MATERIAL TO PROCESS ->
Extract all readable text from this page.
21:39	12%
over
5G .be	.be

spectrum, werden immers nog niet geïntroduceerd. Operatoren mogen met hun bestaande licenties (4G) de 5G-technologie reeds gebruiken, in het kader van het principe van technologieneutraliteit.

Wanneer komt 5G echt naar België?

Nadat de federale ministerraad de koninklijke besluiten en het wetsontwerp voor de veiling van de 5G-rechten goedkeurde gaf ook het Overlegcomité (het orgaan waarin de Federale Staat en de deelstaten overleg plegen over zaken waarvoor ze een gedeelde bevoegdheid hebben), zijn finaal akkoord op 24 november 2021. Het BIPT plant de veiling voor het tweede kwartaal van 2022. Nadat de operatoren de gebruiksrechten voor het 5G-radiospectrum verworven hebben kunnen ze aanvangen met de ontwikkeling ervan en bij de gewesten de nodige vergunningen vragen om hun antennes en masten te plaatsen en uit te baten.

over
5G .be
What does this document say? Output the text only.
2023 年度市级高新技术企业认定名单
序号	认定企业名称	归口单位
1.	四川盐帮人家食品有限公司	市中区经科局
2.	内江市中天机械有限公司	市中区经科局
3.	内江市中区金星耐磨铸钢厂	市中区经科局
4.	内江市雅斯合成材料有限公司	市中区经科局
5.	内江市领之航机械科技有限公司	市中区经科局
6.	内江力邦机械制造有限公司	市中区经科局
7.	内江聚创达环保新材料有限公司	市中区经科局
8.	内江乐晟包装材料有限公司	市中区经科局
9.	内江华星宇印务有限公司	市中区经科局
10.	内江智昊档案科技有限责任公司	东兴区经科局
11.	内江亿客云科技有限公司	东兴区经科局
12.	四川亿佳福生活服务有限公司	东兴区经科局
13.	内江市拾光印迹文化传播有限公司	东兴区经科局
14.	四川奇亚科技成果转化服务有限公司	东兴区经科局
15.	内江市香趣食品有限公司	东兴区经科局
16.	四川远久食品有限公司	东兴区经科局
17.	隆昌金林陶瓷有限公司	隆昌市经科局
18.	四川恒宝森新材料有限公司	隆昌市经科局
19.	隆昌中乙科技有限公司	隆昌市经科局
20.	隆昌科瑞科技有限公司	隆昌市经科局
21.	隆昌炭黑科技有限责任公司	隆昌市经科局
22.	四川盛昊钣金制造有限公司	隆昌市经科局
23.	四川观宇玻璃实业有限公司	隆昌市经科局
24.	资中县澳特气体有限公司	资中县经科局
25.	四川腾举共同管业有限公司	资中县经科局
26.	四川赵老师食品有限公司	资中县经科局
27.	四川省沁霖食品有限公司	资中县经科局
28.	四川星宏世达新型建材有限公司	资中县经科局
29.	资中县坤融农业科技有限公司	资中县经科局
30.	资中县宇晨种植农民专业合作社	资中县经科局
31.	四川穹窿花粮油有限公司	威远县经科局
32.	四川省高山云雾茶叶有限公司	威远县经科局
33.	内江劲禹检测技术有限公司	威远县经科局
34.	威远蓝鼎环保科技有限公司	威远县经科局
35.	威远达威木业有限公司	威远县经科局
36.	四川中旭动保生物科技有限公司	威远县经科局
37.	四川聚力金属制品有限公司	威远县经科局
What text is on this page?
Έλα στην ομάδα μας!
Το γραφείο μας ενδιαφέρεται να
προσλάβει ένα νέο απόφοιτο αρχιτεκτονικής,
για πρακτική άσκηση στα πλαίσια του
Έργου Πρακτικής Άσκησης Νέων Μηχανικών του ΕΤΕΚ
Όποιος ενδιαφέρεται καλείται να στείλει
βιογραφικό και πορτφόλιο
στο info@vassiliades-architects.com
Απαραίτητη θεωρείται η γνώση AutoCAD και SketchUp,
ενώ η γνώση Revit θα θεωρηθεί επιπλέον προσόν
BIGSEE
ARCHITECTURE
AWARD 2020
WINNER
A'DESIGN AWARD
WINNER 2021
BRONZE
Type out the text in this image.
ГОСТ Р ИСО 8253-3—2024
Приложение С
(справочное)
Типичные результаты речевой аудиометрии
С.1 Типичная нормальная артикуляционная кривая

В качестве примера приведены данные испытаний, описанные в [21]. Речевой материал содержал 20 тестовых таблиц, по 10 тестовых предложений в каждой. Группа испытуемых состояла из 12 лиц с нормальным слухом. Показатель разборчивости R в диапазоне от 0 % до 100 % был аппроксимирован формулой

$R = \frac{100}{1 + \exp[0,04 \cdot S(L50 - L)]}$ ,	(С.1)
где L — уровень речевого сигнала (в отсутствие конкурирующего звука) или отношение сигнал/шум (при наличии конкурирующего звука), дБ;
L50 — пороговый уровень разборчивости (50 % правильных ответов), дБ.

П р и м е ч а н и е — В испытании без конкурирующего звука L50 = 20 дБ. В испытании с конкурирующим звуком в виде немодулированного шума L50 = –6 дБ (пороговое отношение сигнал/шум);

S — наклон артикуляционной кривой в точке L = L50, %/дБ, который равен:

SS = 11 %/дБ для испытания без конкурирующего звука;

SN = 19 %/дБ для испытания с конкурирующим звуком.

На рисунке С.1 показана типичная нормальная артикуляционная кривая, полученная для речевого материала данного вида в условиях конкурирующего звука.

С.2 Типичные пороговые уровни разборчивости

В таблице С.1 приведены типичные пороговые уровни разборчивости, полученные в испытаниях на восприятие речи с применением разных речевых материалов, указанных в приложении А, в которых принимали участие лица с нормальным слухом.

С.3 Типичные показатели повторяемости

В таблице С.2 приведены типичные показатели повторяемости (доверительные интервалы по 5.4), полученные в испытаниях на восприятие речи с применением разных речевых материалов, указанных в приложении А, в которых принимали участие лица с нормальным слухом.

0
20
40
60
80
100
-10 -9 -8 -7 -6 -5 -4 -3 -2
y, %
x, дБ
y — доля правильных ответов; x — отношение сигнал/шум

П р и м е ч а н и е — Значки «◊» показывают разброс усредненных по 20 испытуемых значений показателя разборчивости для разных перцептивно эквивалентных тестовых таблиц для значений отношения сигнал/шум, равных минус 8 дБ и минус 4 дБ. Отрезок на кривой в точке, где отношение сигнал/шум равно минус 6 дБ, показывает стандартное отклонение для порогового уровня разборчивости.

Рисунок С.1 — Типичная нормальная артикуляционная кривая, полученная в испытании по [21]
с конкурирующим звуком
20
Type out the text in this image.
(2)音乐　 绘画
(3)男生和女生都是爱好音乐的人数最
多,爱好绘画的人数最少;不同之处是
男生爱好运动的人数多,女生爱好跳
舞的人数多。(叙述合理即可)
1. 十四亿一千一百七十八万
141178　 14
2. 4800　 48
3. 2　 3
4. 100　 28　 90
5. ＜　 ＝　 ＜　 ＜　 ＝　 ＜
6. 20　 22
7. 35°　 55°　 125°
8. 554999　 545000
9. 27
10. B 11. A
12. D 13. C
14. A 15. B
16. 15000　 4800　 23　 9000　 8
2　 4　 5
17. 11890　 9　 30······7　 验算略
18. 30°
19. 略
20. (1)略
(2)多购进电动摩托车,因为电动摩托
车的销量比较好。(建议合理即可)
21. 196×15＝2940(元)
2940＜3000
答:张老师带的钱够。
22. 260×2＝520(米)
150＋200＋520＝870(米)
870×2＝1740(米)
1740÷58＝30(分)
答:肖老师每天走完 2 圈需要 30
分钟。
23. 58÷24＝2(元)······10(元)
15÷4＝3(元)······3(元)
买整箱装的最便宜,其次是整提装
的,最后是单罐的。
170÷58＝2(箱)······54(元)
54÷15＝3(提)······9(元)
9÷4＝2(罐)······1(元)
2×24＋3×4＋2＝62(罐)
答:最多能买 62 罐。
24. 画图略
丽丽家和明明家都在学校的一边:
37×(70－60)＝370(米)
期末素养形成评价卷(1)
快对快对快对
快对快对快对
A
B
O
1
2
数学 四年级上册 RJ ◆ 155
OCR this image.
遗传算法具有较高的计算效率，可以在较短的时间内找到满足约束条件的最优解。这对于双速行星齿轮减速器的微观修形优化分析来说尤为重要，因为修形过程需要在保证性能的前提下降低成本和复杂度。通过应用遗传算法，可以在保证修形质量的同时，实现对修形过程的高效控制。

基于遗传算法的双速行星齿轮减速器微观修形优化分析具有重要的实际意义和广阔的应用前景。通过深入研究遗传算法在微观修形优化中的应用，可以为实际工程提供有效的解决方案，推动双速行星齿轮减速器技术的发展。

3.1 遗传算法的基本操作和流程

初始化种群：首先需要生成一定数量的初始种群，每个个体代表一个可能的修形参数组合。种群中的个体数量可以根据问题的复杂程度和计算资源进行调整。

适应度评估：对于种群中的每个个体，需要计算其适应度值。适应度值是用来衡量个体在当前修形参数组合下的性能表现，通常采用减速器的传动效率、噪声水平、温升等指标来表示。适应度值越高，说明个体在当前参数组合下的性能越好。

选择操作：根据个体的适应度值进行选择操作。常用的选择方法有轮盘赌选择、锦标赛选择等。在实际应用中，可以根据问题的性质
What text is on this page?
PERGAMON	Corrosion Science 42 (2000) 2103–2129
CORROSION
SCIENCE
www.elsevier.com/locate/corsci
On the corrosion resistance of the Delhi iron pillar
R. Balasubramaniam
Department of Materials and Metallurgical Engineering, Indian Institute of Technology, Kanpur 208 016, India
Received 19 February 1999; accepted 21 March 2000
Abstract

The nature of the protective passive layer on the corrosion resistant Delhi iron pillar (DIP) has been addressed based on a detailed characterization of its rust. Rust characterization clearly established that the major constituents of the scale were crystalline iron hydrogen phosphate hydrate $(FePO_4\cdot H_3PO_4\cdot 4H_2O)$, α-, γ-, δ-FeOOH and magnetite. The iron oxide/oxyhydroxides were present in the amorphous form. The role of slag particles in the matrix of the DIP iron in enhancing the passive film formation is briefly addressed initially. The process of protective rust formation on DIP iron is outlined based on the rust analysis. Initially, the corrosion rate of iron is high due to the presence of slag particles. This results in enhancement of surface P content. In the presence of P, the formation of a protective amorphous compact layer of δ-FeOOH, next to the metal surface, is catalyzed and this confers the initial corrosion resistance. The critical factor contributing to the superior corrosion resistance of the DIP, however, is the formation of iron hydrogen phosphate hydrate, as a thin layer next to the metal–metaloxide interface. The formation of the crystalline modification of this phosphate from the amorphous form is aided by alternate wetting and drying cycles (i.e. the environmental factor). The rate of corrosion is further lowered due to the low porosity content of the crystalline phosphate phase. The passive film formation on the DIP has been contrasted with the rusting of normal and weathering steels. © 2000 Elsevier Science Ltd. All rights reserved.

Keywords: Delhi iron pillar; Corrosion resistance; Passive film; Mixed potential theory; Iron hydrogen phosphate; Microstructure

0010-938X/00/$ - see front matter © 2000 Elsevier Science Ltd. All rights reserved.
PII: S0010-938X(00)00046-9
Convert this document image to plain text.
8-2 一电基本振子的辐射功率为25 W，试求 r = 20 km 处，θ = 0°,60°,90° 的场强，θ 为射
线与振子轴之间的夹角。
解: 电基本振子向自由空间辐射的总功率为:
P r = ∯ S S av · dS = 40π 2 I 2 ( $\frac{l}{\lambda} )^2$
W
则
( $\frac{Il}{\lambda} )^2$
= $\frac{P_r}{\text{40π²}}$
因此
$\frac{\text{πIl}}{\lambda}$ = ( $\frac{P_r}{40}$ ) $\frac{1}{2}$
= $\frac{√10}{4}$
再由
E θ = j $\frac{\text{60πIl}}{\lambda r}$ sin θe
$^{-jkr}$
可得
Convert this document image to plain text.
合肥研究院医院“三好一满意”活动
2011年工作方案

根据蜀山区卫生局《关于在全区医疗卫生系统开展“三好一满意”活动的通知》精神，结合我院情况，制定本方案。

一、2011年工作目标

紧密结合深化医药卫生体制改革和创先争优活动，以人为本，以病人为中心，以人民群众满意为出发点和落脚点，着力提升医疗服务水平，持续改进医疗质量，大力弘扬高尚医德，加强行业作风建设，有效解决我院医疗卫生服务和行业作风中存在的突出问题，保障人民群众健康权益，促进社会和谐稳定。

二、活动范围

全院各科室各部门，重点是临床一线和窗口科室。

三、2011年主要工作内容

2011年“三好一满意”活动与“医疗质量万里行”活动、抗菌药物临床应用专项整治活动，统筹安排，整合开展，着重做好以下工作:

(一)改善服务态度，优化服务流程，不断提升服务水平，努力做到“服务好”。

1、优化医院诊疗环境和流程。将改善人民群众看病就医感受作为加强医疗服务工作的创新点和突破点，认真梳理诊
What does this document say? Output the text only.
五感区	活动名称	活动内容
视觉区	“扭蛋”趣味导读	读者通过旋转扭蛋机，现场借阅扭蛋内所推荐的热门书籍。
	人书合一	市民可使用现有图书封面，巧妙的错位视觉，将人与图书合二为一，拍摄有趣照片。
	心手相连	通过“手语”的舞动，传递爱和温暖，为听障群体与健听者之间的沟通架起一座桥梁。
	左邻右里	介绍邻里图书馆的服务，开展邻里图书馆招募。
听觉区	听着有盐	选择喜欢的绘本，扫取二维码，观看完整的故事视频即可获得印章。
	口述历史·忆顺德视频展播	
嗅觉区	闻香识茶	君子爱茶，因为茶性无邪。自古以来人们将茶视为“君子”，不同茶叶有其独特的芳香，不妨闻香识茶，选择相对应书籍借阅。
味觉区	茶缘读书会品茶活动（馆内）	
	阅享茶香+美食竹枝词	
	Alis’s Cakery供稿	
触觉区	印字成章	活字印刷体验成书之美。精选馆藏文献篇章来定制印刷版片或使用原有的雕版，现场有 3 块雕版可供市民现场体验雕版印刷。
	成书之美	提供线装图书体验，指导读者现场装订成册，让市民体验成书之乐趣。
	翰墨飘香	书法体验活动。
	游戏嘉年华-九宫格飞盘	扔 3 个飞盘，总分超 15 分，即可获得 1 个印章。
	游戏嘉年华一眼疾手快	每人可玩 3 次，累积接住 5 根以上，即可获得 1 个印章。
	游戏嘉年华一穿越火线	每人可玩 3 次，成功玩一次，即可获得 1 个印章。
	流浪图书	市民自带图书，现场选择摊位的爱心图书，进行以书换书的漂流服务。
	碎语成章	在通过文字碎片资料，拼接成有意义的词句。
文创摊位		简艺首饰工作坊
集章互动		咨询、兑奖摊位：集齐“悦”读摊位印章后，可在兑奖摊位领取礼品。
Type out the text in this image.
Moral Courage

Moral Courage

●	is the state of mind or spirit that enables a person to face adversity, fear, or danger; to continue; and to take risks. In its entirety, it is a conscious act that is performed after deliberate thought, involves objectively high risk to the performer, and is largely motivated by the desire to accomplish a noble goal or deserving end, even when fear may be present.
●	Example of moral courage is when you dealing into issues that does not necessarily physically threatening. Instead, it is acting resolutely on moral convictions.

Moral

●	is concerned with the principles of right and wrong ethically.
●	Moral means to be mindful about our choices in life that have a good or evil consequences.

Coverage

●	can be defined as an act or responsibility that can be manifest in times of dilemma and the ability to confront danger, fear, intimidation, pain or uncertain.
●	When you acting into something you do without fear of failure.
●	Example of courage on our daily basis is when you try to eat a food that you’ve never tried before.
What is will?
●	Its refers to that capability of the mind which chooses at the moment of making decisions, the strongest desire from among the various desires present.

PROMPT ->
Say how many lines of the material contain the word "威远县经科局", with no other text.

REPLY ->
7